_Input material_
______

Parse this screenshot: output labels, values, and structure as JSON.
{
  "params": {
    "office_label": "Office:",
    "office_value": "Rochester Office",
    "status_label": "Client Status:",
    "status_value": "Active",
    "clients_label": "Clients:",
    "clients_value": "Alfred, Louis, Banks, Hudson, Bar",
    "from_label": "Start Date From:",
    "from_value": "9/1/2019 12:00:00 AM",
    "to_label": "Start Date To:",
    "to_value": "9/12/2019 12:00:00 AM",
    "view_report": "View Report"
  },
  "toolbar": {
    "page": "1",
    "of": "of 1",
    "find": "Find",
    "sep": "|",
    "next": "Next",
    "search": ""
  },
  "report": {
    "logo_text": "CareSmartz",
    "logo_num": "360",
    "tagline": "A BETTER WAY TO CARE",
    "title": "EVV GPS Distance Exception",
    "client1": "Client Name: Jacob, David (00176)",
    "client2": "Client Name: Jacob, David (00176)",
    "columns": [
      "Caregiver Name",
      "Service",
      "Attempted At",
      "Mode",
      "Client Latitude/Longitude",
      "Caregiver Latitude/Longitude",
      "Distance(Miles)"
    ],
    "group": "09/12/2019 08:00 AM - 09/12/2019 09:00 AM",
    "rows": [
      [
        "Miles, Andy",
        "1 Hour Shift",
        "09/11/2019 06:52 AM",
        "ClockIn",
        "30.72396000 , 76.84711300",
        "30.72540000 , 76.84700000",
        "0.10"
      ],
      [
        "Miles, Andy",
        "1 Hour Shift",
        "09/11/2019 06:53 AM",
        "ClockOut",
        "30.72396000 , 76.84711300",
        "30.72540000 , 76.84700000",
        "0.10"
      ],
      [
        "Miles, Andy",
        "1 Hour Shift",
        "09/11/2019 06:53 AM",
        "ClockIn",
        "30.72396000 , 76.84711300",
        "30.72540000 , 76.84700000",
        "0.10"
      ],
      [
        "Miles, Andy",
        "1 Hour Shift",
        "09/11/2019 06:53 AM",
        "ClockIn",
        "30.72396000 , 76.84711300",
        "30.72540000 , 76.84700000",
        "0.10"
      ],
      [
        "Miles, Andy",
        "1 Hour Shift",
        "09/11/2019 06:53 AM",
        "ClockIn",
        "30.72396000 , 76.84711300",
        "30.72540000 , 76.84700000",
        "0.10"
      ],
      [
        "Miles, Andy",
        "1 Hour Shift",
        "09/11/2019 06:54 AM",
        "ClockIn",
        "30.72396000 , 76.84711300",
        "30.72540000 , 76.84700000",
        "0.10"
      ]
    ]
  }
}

______

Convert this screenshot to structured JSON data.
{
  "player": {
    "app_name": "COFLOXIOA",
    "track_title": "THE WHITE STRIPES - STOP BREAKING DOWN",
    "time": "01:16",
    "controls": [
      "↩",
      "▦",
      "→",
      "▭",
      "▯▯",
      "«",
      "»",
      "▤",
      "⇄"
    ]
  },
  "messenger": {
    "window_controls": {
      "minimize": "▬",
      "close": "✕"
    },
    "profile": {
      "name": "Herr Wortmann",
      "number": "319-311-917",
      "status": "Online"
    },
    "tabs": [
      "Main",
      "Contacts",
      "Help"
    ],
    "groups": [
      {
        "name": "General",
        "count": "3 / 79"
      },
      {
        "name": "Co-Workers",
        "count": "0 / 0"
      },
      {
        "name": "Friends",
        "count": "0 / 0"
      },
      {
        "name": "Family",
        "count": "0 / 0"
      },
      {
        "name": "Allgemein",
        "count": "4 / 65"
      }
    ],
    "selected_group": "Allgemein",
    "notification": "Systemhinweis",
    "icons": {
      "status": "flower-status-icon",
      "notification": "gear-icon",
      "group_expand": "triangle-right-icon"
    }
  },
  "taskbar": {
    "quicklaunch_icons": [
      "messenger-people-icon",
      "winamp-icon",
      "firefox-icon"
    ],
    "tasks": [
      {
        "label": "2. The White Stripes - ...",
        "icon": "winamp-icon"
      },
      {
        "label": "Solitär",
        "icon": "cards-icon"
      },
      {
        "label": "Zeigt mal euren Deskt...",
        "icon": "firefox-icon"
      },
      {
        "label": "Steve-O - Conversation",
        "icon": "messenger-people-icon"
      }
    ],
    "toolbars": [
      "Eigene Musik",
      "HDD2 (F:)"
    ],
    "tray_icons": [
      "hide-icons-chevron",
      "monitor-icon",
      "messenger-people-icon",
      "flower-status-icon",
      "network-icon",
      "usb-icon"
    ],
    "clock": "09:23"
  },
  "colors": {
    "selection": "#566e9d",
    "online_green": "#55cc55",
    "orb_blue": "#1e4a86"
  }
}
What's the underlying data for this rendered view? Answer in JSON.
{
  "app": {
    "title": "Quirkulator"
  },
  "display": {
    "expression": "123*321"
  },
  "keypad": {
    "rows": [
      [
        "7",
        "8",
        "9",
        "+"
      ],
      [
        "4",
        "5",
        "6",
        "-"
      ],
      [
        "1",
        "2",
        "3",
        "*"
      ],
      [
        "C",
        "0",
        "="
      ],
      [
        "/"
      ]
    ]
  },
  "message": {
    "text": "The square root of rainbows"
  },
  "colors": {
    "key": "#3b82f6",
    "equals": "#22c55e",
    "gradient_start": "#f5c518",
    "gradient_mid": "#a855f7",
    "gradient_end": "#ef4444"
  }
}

______

_Aim of the task_
Identify and extract each line of the listing that contains "messenger".

_Finished task_
  "messenger": {
      "messenger-people-icon",
        "icon": "messenger-people-icon"
      "messenger-people-icon",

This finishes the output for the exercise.